● What you need to do: Find each line with "structured" and copy it.

[Some records]
-- Start --

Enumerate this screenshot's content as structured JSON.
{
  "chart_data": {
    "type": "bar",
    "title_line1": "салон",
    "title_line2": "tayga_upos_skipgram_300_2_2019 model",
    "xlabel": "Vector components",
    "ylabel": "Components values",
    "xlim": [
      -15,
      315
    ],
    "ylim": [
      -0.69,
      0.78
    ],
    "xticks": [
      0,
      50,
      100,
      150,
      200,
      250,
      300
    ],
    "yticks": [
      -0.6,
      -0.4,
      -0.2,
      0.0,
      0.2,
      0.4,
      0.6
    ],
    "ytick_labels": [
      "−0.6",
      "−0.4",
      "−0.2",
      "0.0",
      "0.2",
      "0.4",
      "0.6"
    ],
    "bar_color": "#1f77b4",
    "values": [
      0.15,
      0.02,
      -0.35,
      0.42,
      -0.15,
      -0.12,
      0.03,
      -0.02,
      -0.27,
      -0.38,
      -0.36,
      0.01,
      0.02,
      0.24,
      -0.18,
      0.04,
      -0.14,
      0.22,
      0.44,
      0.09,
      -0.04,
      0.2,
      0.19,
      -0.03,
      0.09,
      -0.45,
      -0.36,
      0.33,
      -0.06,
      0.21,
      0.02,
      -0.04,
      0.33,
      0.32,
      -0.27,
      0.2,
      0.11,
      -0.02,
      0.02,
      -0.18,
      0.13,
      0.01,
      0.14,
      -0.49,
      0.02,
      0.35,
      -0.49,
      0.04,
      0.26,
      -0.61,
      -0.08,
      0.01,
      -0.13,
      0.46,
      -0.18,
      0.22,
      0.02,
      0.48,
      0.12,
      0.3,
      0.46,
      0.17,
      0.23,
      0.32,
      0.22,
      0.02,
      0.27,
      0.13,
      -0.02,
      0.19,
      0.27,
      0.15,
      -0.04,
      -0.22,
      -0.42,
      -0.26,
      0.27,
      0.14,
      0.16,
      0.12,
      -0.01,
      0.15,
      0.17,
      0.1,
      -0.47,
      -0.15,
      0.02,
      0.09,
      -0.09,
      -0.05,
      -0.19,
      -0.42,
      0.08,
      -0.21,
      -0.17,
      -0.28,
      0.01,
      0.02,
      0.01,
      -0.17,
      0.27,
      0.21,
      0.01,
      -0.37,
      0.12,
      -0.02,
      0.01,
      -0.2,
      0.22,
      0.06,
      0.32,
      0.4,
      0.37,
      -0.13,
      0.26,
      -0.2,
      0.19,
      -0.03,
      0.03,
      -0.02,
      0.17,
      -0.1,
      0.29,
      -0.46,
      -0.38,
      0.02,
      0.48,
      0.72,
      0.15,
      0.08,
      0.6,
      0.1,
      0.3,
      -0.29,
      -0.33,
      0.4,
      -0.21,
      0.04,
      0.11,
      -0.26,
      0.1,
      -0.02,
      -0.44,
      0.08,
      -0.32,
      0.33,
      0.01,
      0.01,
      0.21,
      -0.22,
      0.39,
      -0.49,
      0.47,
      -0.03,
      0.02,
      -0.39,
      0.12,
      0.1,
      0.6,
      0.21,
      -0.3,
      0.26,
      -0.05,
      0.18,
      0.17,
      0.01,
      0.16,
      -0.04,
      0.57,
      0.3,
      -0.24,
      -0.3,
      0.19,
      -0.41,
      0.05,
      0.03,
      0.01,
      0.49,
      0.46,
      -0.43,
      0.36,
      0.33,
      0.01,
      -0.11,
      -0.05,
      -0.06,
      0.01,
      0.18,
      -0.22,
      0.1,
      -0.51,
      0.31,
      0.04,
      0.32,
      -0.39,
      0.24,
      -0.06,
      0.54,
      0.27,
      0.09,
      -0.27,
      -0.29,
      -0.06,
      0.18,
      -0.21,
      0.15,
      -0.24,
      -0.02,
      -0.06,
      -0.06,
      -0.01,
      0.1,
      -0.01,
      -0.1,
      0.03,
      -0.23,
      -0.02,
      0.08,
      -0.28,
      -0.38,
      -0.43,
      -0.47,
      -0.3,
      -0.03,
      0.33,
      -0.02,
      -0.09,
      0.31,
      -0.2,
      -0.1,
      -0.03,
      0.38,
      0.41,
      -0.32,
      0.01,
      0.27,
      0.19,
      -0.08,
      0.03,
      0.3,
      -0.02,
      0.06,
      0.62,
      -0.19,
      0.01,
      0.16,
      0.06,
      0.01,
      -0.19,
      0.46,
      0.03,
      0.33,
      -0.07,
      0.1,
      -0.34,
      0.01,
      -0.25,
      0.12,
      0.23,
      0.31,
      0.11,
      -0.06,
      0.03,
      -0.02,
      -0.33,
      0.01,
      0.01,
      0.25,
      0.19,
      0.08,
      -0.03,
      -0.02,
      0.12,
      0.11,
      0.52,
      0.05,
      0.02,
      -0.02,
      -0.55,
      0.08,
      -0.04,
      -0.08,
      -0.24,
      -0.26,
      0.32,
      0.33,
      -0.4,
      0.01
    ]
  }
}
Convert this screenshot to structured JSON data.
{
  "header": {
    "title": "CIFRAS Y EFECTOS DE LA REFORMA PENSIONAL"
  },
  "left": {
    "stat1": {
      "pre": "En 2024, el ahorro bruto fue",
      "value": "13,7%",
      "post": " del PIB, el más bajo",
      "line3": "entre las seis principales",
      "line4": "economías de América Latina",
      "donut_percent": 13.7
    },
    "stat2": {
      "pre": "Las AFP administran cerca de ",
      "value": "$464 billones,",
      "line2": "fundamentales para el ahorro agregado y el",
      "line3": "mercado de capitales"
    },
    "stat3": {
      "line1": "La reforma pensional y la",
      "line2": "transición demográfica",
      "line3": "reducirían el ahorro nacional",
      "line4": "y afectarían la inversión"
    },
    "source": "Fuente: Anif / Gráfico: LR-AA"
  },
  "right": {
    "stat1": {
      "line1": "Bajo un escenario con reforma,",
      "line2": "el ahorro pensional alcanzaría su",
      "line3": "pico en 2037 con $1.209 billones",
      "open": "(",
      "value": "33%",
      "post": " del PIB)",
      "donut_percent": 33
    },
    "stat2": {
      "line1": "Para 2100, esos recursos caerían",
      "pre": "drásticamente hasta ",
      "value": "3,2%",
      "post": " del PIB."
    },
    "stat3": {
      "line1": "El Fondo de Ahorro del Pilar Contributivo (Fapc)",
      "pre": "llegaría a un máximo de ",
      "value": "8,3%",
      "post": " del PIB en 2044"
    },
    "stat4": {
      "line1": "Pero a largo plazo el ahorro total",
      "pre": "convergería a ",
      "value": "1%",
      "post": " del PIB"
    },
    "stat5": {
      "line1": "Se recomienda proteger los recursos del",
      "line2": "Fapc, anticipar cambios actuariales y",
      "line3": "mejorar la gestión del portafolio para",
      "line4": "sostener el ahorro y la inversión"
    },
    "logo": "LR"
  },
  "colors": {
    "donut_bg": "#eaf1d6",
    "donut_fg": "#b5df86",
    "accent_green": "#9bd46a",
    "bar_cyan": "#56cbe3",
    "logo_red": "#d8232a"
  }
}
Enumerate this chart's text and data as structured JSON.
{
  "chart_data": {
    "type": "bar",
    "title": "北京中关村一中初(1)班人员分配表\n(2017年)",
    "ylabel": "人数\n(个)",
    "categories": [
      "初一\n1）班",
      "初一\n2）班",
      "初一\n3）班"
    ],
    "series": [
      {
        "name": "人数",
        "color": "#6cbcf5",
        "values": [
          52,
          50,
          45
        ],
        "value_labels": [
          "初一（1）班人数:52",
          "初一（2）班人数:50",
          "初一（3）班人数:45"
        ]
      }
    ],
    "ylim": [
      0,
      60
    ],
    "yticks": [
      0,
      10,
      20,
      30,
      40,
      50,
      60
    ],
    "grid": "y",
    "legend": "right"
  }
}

-- End --

● Exercise response:
Enumerate this screenshot's content as structured JSON.
Convert this screenshot to structured JSON data.
Enumerate this chart's text and data as structured JSON.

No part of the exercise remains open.